Given problem: In the entries that follow, how many lines contain the word "temperature"? Answer with the number only.

___ Material

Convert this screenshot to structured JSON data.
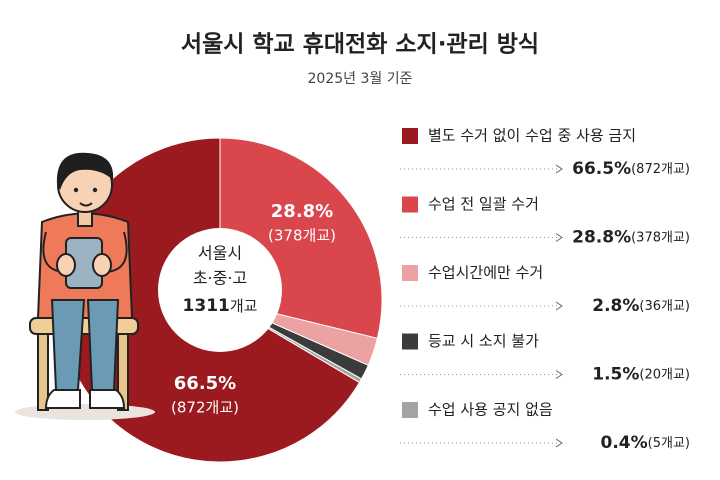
{
  "chart_data": {
    "type": "pie",
    "title": "서울시 학교 휴대전화 소지·관리 방식",
    "subtitle": "2025년 3월 기준",
    "center_lines": [
      "서울시",
      "초·중·고"
    ],
    "center_total": "1311",
    "center_unit": "개교",
    "categories": [
      "별도 수거 없이 수업 중 사용 금지",
      "수업 전 일괄 수거",
      "수업시간에만 수거",
      "등교 시 소지 불가",
      "수업 사용 공지 없음"
    ],
    "values": [
      66.5,
      28.8,
      2.8,
      1.5,
      0.4
    ],
    "value_labels": [
      "66.5%",
      "28.8%",
      "2.8%",
      "1.5%",
      "0.4%"
    ],
    "count_labels": [
      "(872개교)",
      "(378개교)",
      "(36개교)",
      "(20개교)",
      "(5개교)"
    ],
    "colors": [
      "#9b1a1f",
      "#d9474d",
      "#eca2a2",
      "#3b3b3b",
      "#a3a3a3"
    ]
  }
}
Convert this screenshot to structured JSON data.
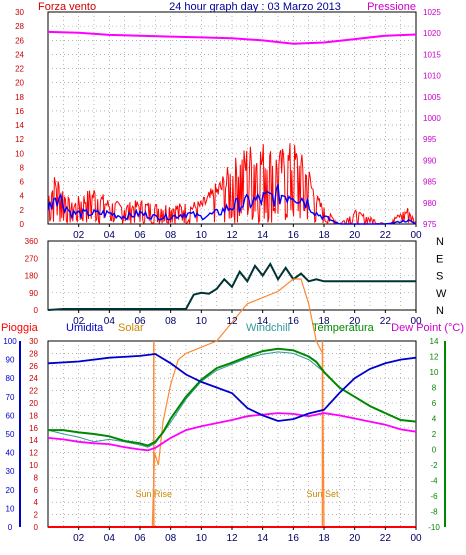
{
  "chart_data": [
    {
      "type": "line",
      "title": "24 hour graph day : 03 Marzo 2013",
      "left_title": "Forza vento",
      "right_title": "Pressione",
      "x_ticks": [
        "02",
        "04",
        "06",
        "08",
        "10",
        "12",
        "14",
        "16",
        "18",
        "20",
        "22",
        "00"
      ],
      "x_range": [
        0,
        24
      ],
      "left_axis": {
        "range": [
          0,
          30
        ],
        "ticks": [
          "0",
          "2",
          "4",
          "6",
          "8",
          "10",
          "12",
          "14",
          "16",
          "18",
          "20",
          "22",
          "24",
          "26",
          "28",
          "30"
        ]
      },
      "right_axis": {
        "range": [
          975,
          1025
        ],
        "ticks": [
          "975",
          "980",
          "985",
          "990",
          "995",
          "1000",
          "1005",
          "1010",
          "1015",
          "1020",
          "1025"
        ]
      },
      "grid": true,
      "colors": {
        "wind": "#ff0000",
        "gust": "#0000ff",
        "pressure": "#ff00ff",
        "axis_left": "#cc0000",
        "axis_right": "#cc00cc"
      },
      "series": [
        {
          "key": "pressure",
          "x": [
            0,
            2,
            4,
            6,
            8,
            10,
            12,
            14,
            16,
            18,
            20,
            22,
            24
          ],
          "values": [
            1020.3,
            1020.1,
            1019.6,
            1019.4,
            1019.2,
            1019.0,
            1018.8,
            1018.3,
            1017.5,
            1017.8,
            1018.6,
            1019.4,
            1019.7
          ]
        },
        {
          "key": "gust",
          "x": [
            0,
            0.5,
            1,
            1.5,
            2,
            3,
            4,
            5,
            6,
            7,
            8,
            9,
            10,
            11,
            12,
            13,
            14,
            15,
            16,
            17,
            17.5,
            18,
            19,
            20,
            22,
            23.5,
            24
          ],
          "values": [
            2,
            4.5,
            3,
            1.5,
            1.5,
            1.5,
            1.5,
            1,
            1.5,
            1,
            1,
            1.5,
            1,
            1.5,
            2.5,
            3,
            3.5,
            4,
            4.5,
            3,
            1.5,
            1,
            0,
            0,
            0,
            0.5,
            0
          ]
        },
        {
          "key": "wind_peaks",
          "x": [
            0,
            0.5,
            1,
            1.5,
            2,
            3,
            4,
            5,
            6,
            7,
            8,
            9,
            10,
            11,
            12,
            13,
            14,
            15,
            16,
            17,
            17.5,
            18,
            19,
            20,
            22,
            23.5,
            24
          ],
          "values": [
            5,
            7.5,
            5.5,
            3,
            4,
            5.5,
            3.5,
            3,
            3.5,
            3,
            3,
            3,
            3.5,
            6,
            9,
            11.5,
            12,
            10.5,
            12,
            8.5,
            4.5,
            2.5,
            0,
            2,
            0,
            2.5,
            0
          ]
        }
      ]
    },
    {
      "type": "line",
      "y_range": [
        0,
        360
      ],
      "y_ticks": [
        "0",
        "90",
        "180",
        "270",
        "360"
      ],
      "right_labels": [
        "N",
        "W",
        "S",
        "E",
        "N"
      ],
      "x_ticks": [
        "02",
        "04",
        "06",
        "08",
        "10",
        "12",
        "14",
        "16",
        "18",
        "20",
        "22",
        "00"
      ],
      "grid": true,
      "colors": {
        "direction": "#003333",
        "axis_left": "#cc0000"
      },
      "series": [
        {
          "key": "direction",
          "x": [
            0,
            1,
            2,
            3,
            4,
            5,
            6,
            7,
            8,
            9,
            9.5,
            10,
            10.5,
            11,
            11.5,
            12,
            12.5,
            13,
            13.5,
            14,
            14.5,
            15,
            15.5,
            16,
            16.5,
            17,
            17.5,
            18,
            19,
            20,
            21,
            22,
            23,
            24
          ],
          "values": [
            0,
            5,
            5,
            5,
            5,
            5,
            5,
            5,
            5,
            5,
            80,
            90,
            85,
            110,
            160,
            120,
            200,
            150,
            230,
            180,
            240,
            160,
            220,
            160,
            190,
            150,
            160,
            150,
            150,
            150,
            150,
            150,
            150,
            150
          ]
        }
      ]
    },
    {
      "type": "line",
      "labels": {
        "rain": "Pioggia",
        "humidity": "Umidita",
        "solar": "Solar",
        "windchill": "Windchill",
        "temperature": "Temperatura",
        "dewpoint": "Dew Point (°C)"
      },
      "x_ticks": [
        "02",
        "04",
        "06",
        "08",
        "10",
        "12",
        "14",
        "16",
        "18",
        "20",
        "22",
        "00"
      ],
      "rain_axis": {
        "ticks": [
          "0",
          "2",
          "4",
          "6",
          "8",
          "10",
          "12",
          "14",
          "16",
          "18",
          "20",
          "22",
          "24",
          "26",
          "28",
          "30"
        ]
      },
      "humidity_axis": {
        "range": [
          0,
          100
        ],
        "ticks": [
          "0",
          "10",
          "20",
          "30",
          "40",
          "50",
          "60",
          "70",
          "80",
          "90",
          "100"
        ]
      },
      "temp_axis": {
        "range": [
          -10,
          14
        ],
        "ticks": [
          "-10",
          "-8",
          "-6",
          "-4",
          "-2",
          "0",
          "2",
          "4",
          "6",
          "8",
          "10",
          "12",
          "14"
        ]
      },
      "annotations": [
        {
          "label": "Sun Rise",
          "x": 6.9
        },
        {
          "label": "Sun Set",
          "x": 17.9
        }
      ],
      "grid": true,
      "colors": {
        "rain": "#ff0000",
        "humidity": "#0000cc",
        "solar": "#ff8833",
        "windchill": "#339999",
        "temperature": "#008800",
        "dewpoint": "#ff00ff"
      },
      "series": [
        {
          "key": "humidity",
          "x": [
            0,
            2,
            4,
            6,
            7,
            8,
            9,
            10,
            11,
            12,
            13,
            14,
            15,
            16,
            17,
            18,
            19,
            20,
            21,
            22,
            23,
            24
          ],
          "values": [
            88,
            89,
            91,
            92,
            93,
            88,
            82,
            78,
            75,
            72,
            64,
            60,
            57,
            58,
            61,
            63,
            72,
            80,
            85,
            88,
            90,
            91
          ]
        },
        {
          "key": "temperature",
          "x": [
            0,
            1,
            2,
            3,
            4,
            5,
            6,
            6.5,
            7,
            7.5,
            8,
            9,
            10,
            11,
            12,
            13,
            14,
            15,
            16,
            17,
            17.5,
            18,
            19,
            20,
            21,
            22,
            23,
            24
          ],
          "values": [
            2.5,
            2.5,
            2.2,
            2.0,
            1.7,
            1.1,
            0.8,
            0.5,
            1.0,
            2.2,
            4.0,
            6.8,
            9.0,
            10.5,
            11.2,
            12.0,
            12.7,
            13.0,
            12.8,
            12.0,
            11.3,
            10.0,
            8.0,
            6.8,
            5.6,
            4.7,
            3.8,
            3.6
          ]
        },
        {
          "key": "windchill",
          "x": [
            0,
            1,
            2,
            3,
            4,
            5,
            6,
            6.5,
            7,
            8,
            9,
            10,
            11,
            12,
            13,
            14,
            15,
            16,
            17,
            18,
            19,
            20,
            21,
            22,
            23,
            24
          ],
          "values": [
            2.5,
            2.0,
            1.6,
            1.0,
            1.3,
            1.0,
            0.6,
            0.3,
            0.8,
            3.5,
            6.5,
            8.8,
            10.2,
            11.0,
            11.8,
            12.3,
            12.6,
            12.4,
            11.6,
            10.0,
            8.0,
            6.8,
            5.6,
            4.7,
            3.8,
            3.6
          ]
        },
        {
          "key": "dewpoint",
          "x": [
            0,
            1,
            2,
            3,
            4,
            5,
            6,
            6.5,
            7,
            8,
            9,
            10,
            11,
            12,
            13,
            14,
            15,
            16,
            17,
            18,
            19,
            20,
            21,
            22,
            23,
            24
          ],
          "values": [
            1.5,
            1.3,
            1.0,
            0.8,
            0.7,
            0.3,
            0.0,
            -0.1,
            0.2,
            1.5,
            2.5,
            3.0,
            3.4,
            3.8,
            4.3,
            4.5,
            4.7,
            4.6,
            4.3,
            4.7,
            4.4,
            4.0,
            3.6,
            3.2,
            2.6,
            2.3
          ]
        },
        {
          "key": "solar",
          "x": [
            0,
            6.8,
            6.95,
            7.2,
            7.5,
            8,
            8.5,
            9,
            10,
            11,
            12,
            13,
            14,
            15,
            16,
            16.5,
            17,
            17.5,
            17.9,
            18,
            24
          ],
          "values": [
            0,
            0,
            12,
            10,
            17,
            23,
            27,
            28,
            29,
            30,
            33,
            36,
            37,
            38,
            40,
            40,
            36,
            30,
            28,
            0,
            0
          ]
        }
      ]
    }
  ]
}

______

Finished task: 3